:: Work order ::
A precise copy of the data is required, with every picture left out.
+++++
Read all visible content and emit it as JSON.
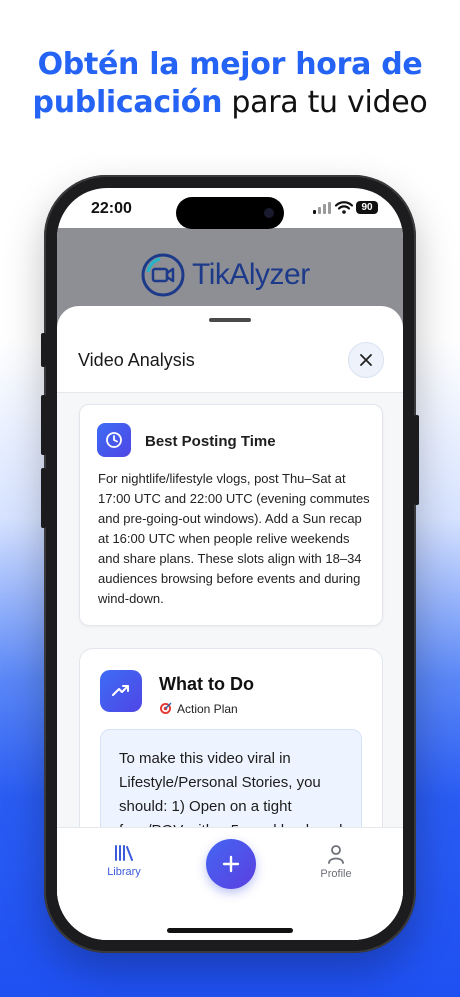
{
  "headline": {
    "line1": "Obtén la mejor hora de",
    "line2_highlight": "publicación",
    "line2_rest": " para tu video"
  },
  "status_bar": {
    "time": "22:00",
    "battery": "90"
  },
  "app": {
    "logo_text": "TikAlyzer"
  },
  "sheet": {
    "title": "Video Analysis",
    "close_icon": "close-icon"
  },
  "best_time_card": {
    "icon": "clock-icon",
    "title": "Best Posting Time",
    "body": "For nightlife/lifestyle vlogs, post Thu–Sat at 17:00 UTC and 22:00 UTC (evening commutes and pre-going-out windows). Add a Sun recap at 16:00 UTC when people relive weekends and share plans. These slots align with 18–34 audiences browsing before events and during wind-down."
  },
  "what_to_do_card": {
    "icon": "trending-up-icon",
    "title": "What to Do",
    "subtitle_icon": "target-icon",
    "subtitle": "Action Plan",
    "plan_text": "To make this video viral in Lifestyle/Personal Stories, you should: 1) Open on a tight face/POV with a 5-word hook and"
  },
  "tabbar": {
    "library_label": "Library",
    "profile_label": "Profile",
    "add_icon": "plus-icon"
  },
  "colors": {
    "accent": "#2563f5",
    "button_gradient_start": "#4466f2",
    "button_gradient_end": "#5b3fe0",
    "active_tab": "#3b5bdb"
  }
}
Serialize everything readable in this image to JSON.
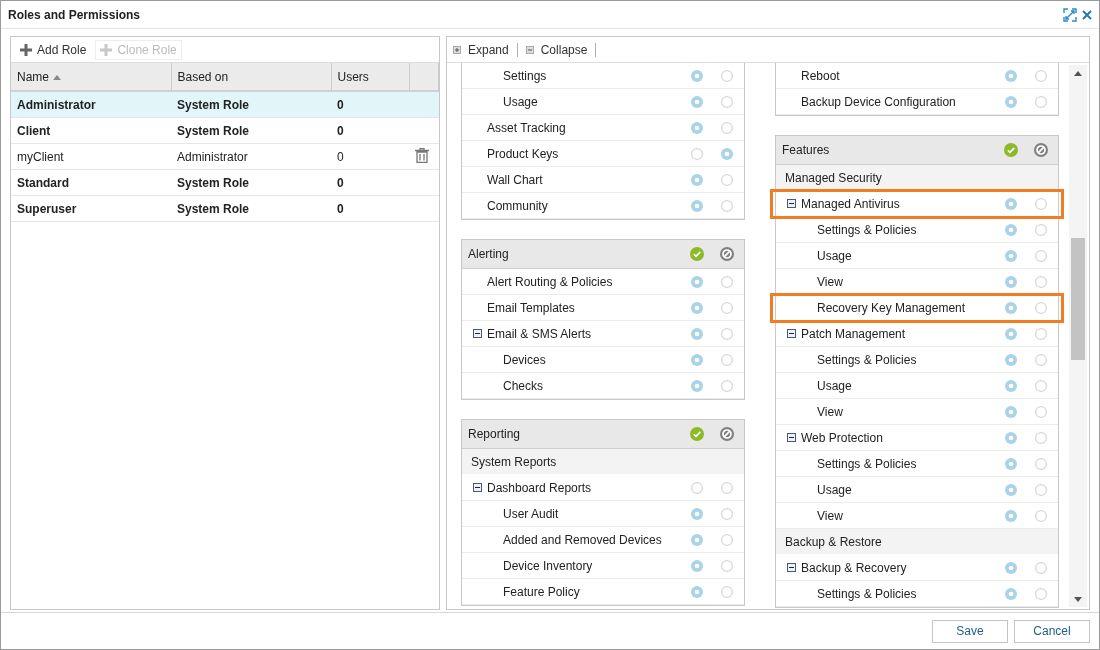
{
  "window": {
    "title": "Roles and Permissions"
  },
  "roles_toolbar": [
    {
      "label": "Add Role",
      "disabled": false
    },
    {
      "label": "Clone Role",
      "disabled": true
    }
  ],
  "roles_table": {
    "columns": [
      {
        "label": "Name",
        "sorted": true
      },
      {
        "label": "Based on",
        "sorted": false
      },
      {
        "label": "Users",
        "sorted": false
      }
    ],
    "rows": [
      {
        "name": "Administrator",
        "based_on": "System Role",
        "users": "0",
        "system": true,
        "selected": true,
        "deletable": false
      },
      {
        "name": "Client",
        "based_on": "System Role",
        "users": "0",
        "system": true,
        "selected": false,
        "deletable": false
      },
      {
        "name": "myClient",
        "based_on": "Administrator",
        "users": "0",
        "system": false,
        "selected": false,
        "deletable": true
      },
      {
        "name": "Standard",
        "based_on": "System Role",
        "users": "0",
        "system": true,
        "selected": false,
        "deletable": false
      },
      {
        "name": "Superuser",
        "based_on": "System Role",
        "users": "0",
        "system": true,
        "selected": false,
        "deletable": false
      }
    ]
  },
  "permissions_toolbar": [
    {
      "label": "Expand",
      "kind": "expand"
    },
    {
      "label": "Collapse",
      "kind": "collapse"
    }
  ],
  "columns": [
    {
      "sections": [
        {
          "rows": [
            {
              "kind": "continued",
              "children": [
                {
                  "kind": "item",
                  "label": "Settings",
                  "allowed": true,
                  "denied": false
                },
                {
                  "kind": "item",
                  "label": "Usage",
                  "allowed": true,
                  "denied": false
                }
              ]
            },
            {
              "kind": "item",
              "label": "Asset Tracking",
              "allowed": true,
              "denied": false
            },
            {
              "kind": "item",
              "label": "Product Keys",
              "allowed": false,
              "denied": true
            },
            {
              "kind": "item",
              "label": "Wall Chart",
              "allowed": true,
              "denied": false
            },
            {
              "kind": "item",
              "label": "Community",
              "allowed": true,
              "denied": false
            }
          ]
        },
        {
          "title": "Alerting",
          "rows": [
            {
              "kind": "item",
              "label": "Alert Routing & Policies",
              "allowed": true,
              "denied": false
            },
            {
              "kind": "item",
              "label": "Email Templates",
              "allowed": true,
              "denied": false
            },
            {
              "kind": "item",
              "label": "Email & SMS Alerts",
              "allowed": true,
              "denied": false,
              "expanded": true,
              "children": [
                {
                  "kind": "item",
                  "label": "Devices",
                  "allowed": true,
                  "denied": false
                },
                {
                  "kind": "item",
                  "label": "Checks",
                  "allowed": true,
                  "denied": false
                }
              ]
            }
          ]
        },
        {
          "title": "Reporting",
          "rows": [
            {
              "kind": "group",
              "label": "System Reports",
              "children": [
                {
                  "kind": "item",
                  "label": "Dashboard Reports",
                  "allowed": false,
                  "denied": false,
                  "expanded": true,
                  "children": [
                    {
                      "kind": "item",
                      "label": "User Audit",
                      "allowed": true,
                      "denied": false
                    },
                    {
                      "kind": "item",
                      "label": "Added and Removed Devices",
                      "allowed": true,
                      "denied": false
                    },
                    {
                      "kind": "item",
                      "label": "Device Inventory",
                      "allowed": true,
                      "denied": false
                    },
                    {
                      "kind": "item",
                      "label": "Feature Policy",
                      "allowed": true,
                      "denied": false
                    }
                  ]
                }
              ]
            }
          ]
        }
      ]
    },
    {
      "sections": [
        {
          "rows": [
            {
              "kind": "item",
              "label": "Reboot",
              "allowed": true,
              "denied": false
            },
            {
              "kind": "item",
              "label": "Backup Device Configuration",
              "allowed": true,
              "denied": false
            }
          ]
        },
        {
          "title": "Features",
          "rows": [
            {
              "kind": "group",
              "label": "Managed Security",
              "children": [
                {
                  "kind": "item",
                  "label": "Managed Antivirus",
                  "allowed": true,
                  "denied": false,
                  "expanded": true,
                  "highlighted": true,
                  "children": [
                    {
                      "kind": "item",
                      "label": "Settings & Policies",
                      "allowed": true,
                      "denied": false
                    },
                    {
                      "kind": "item",
                      "label": "Usage",
                      "allowed": true,
                      "denied": false
                    },
                    {
                      "kind": "item",
                      "label": "View",
                      "allowed": true,
                      "denied": false
                    },
                    {
                      "kind": "item",
                      "label": "Recovery Key Management",
                      "allowed": true,
                      "denied": false,
                      "highlighted": true
                    }
                  ]
                },
                {
                  "kind": "item",
                  "label": "Patch Management",
                  "allowed": true,
                  "denied": false,
                  "expanded": true,
                  "children": [
                    {
                      "kind": "item",
                      "label": "Settings & Policies",
                      "allowed": true,
                      "denied": false
                    },
                    {
                      "kind": "item",
                      "label": "Usage",
                      "allowed": true,
                      "denied": false
                    },
                    {
                      "kind": "item",
                      "label": "View",
                      "allowed": true,
                      "denied": false
                    }
                  ]
                },
                {
                  "kind": "item",
                  "label": "Web Protection",
                  "allowed": true,
                  "denied": false,
                  "expanded": true,
                  "children": [
                    {
                      "kind": "item",
                      "label": "Settings & Policies",
                      "allowed": true,
                      "denied": false
                    },
                    {
                      "kind": "item",
                      "label": "Usage",
                      "allowed": true,
                      "denied": false
                    },
                    {
                      "kind": "item",
                      "label": "View",
                      "allowed": true,
                      "denied": false
                    }
                  ]
                }
              ]
            },
            {
              "kind": "group",
              "label": "Backup & Restore",
              "children": [
                {
                  "kind": "item",
                  "label": "Backup & Recovery",
                  "allowed": true,
                  "denied": false,
                  "expanded": true,
                  "children": [
                    {
                      "kind": "item",
                      "label": "Settings & Policies",
                      "allowed": true,
                      "denied": false
                    }
                  ]
                }
              ]
            }
          ]
        }
      ]
    }
  ],
  "footer_buttons": [
    "Save",
    "Cancel"
  ]
}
+++++
:: Solution to the exercise ::
Read all visible content and emit it as JSON.
{
  "headline": {
    "line1": "Obtén la mejor hora de",
    "line2_highlight": "publicación",
    "line2_rest": " para tu video"
  },
  "status_bar": {
    "time": "22:00",
    "battery": "90"
  },
  "app": {
    "logo_text": "TikAlyzer"
  },
  "sheet": {
    "title": "Video Analysis",
    "close_icon": "close-icon"
  },
  "best_time_card": {
    "icon": "clock-icon",
    "title": "Best Posting Time",
    "body": "For nightlife/lifestyle vlogs, post Thu–Sat at 17:00 UTC and 22:00 UTC (evening commutes and pre-going-out windows). Add a Sun recap at 16:00 UTC when people relive weekends and share plans. These slots align with 18–34 audiences browsing before events and during wind-down."
  },
  "what_to_do_card": {
    "icon": "trending-up-icon",
    "title": "What to Do",
    "subtitle_icon": "target-icon",
    "subtitle": "Action Plan",
    "plan_text": "To make this video viral in Lifestyle/Personal Stories, you should: 1) Open on a tight face/POV with a 5-word hook and"
  },
  "tabbar": {
    "library_label": "Library",
    "profile_label": "Profile",
    "add_icon": "plus-icon"
  },
  "colors": {
    "accent": "#2563f5",
    "button_gradient_start": "#4466f2",
    "button_gradient_end": "#5b3fe0",
    "active_tab": "#3b5bdb"
  }
}
Serialize everything readable in this image to JSON.
{
  "window": {
    "title": "Roles and Permissions"
  },
  "roles_toolbar": [
    {
      "label": "Add Role",
      "disabled": false
    },
    {
      "label": "Clone Role",
      "disabled": true
    }
  ],
  "roles_table": {
    "columns": [
      {
        "label": "Name",
        "sorted": true
      },
      {
        "label": "Based on",
        "sorted": false
      },
      {
        "label": "Users",
        "sorted": false
      }
    ],
    "rows": [
      {
        "name": "Administrator",
        "based_on": "System Role",
        "users": "0",
        "system": true,
        "selected": true,
        "deletable": false
      },
      {
        "name": "Client",
        "based_on": "System Role",
        "users": "0",
        "system": true,
        "selected": false,
        "deletable": false
      },
      {
        "name": "myClient",
        "based_on": "Administrator",
        "users": "0",
        "system": false,
        "selected": false,
        "deletable": true
      },
      {
        "name": "Standard",
        "based_on": "System Role",
        "users": "0",
        "system": true,
        "selected": false,
        "deletable": false
      },
      {
        "name": "Superuser",
        "based_on": "System Role",
        "users": "0",
        "system": true,
        "selected": false,
        "deletable": false
      }
    ]
  },
  "permissions_toolbar": [
    {
      "label": "Expand",
      "kind": "expand"
    },
    {
      "label": "Collapse",
      "kind": "collapse"
    }
  ],
  "columns": [
    {
      "sections": [
        {
          "rows": [
            {
              "kind": "continued",
              "children": [
                {
                  "kind": "item",
                  "label": "Settings",
                  "allowed": true,
                  "denied": false
                },
                {
                  "kind": "item",
                  "label": "Usage",
                  "allowed": true,
                  "denied": false
                }
              ]
            },
            {
              "kind": "item",
              "label": "Asset Tracking",
              "allowed": true,
              "denied": false
            },
            {
              "kind": "item",
              "label": "Product Keys",
              "allowed": false,
              "denied": true
            },
            {
              "kind": "item",
              "label": "Wall Chart",
              "allowed": true,
              "denied": false
            },
            {
              "kind": "item",
              "label": "Community",
              "allowed": true,
              "denied": false
            }
          ]
        },
        {
          "title": "Alerting",
          "rows": [
            {
              "kind": "item",
              "label": "Alert Routing & Policies",
              "allowed": true,
              "denied": false
            },
            {
              "kind": "item",
              "label": "Email Templates",
              "allowed": true,
              "denied": false
            },
            {
              "kind": "item",
              "label": "Email & SMS Alerts",
              "allowed": true,
              "denied": false,
              "expanded": true,
              "children": [
                {
                  "kind": "item",
                  "label": "Devices",
                  "allowed": true,
                  "denied": false
                },
                {
                  "kind": "item",
                  "label": "Checks",
                  "allowed": true,
                  "denied": false
                }
              ]
            }
          ]
        },
        {
          "title": "Reporting",
          "rows": [
            {
              "kind": "group",
              "label": "System Reports",
              "children": [
                {
                  "kind": "item",
                  "label": "Dashboard Reports",
                  "allowed": false,
                  "denied": false,
                  "expanded": true,
                  "children": [
                    {
                      "kind": "item",
                      "label": "User Audit",
                      "allowed": true,
                      "denied": false
                    },
                    {
                      "kind": "item",
                      "label": "Added and Removed Devices",
                      "allowed": true,
                      "denied": false
                    },
                    {
                      "kind": "item",
                      "label": "Device Inventory",
                      "allowed": true,
                      "denied": false
                    },
                    {
                      "kind": "item",
                      "label": "Feature Policy",
                      "allowed": true,
                      "denied": false
                    }
                  ]
                }
              ]
            }
          ]
        }
      ]
    },
    {
      "sections": [
        {
          "rows": [
            {
              "kind": "item",
              "label": "Reboot",
              "allowed": true,
              "denied": false
            },
            {
              "kind": "item",
              "label": "Backup Device Configuration",
              "allowed": true,
              "denied": false
            }
          ]
        },
        {
          "title": "Features",
          "rows": [
            {
              "kind": "group",
              "label": "Managed Security",
              "children": [
                {
                  "kind": "item",
                  "label": "Managed Antivirus",
                  "allowed": true,
                  "denied": false,
                  "expanded": true,
                  "highlighted": true,
                  "children": [
                    {
                      "kind": "item",
                      "label": "Settings & Policies",
                      "allowed": true,
                      "denied": false
                    },
                    {
                      "kind": "item",
                      "label": "Usage",
                      "allowed": true,
                      "denied": false
                    },
                    {
                      "kind": "item",
                      "label": "View",
                      "allowed": true,
                      "denied": false
                    },
                    {
                      "kind": "item",
                      "label": "Recovery Key Management",
                      "allowed": true,
                      "denied": false,
                      "highlighted": true
                    }
                  ]
                },
                {
                  "kind": "item",
                  "label": "Patch Management",
                  "allowed": true,
                  "denied": false,
                  "expanded": true,
                  "children": [
                    {
                      "kind": "item",
                      "label": "Settings & Policies",
                      "allowed": true,
                      "denied": false
                    },
                    {
                      "kind": "item",
                      "label": "Usage",
                      "allowed": true,
                      "denied": false
                    },
                    {
                      "kind": "item",
                      "label": "View",
                      "allowed": true,
                      "denied": false
                    }
                  ]
                },
                {
                  "kind": "item",
                  "label": "Web Protection",
                  "allowed": true,
                  "denied": false,
                  "expanded": true,
                  "children": [
                    {
                      "kind": "item",
                      "label": "Settings & Policies",
                      "allowed": true,
                      "denied": false
                    },
                    {
                      "kind": "item",
                      "label": "Usage",
                      "allowed": true,
                      "denied": false
                    },
                    {
                      "kind": "item",
                      "label": "View",
                      "allowed": true,
                      "denied": false
                    }
                  ]
                }
              ]
            },
            {
              "kind": "group",
              "label": "Backup & Restore",
              "children": [
                {
                  "kind": "item",
                  "label": "Backup & Recovery",
                  "allowed": true,
                  "denied": false,
                  "expanded": true,
                  "children": [
                    {
                      "kind": "item",
                      "label": "Settings & Policies",
                      "allowed": true,
                      "denied": false
                    }
                  ]
                }
              ]
            }
          ]
        }
      ]
    }
  ],
  "footer_buttons": [
    "Save",
    "Cancel"
  ]
}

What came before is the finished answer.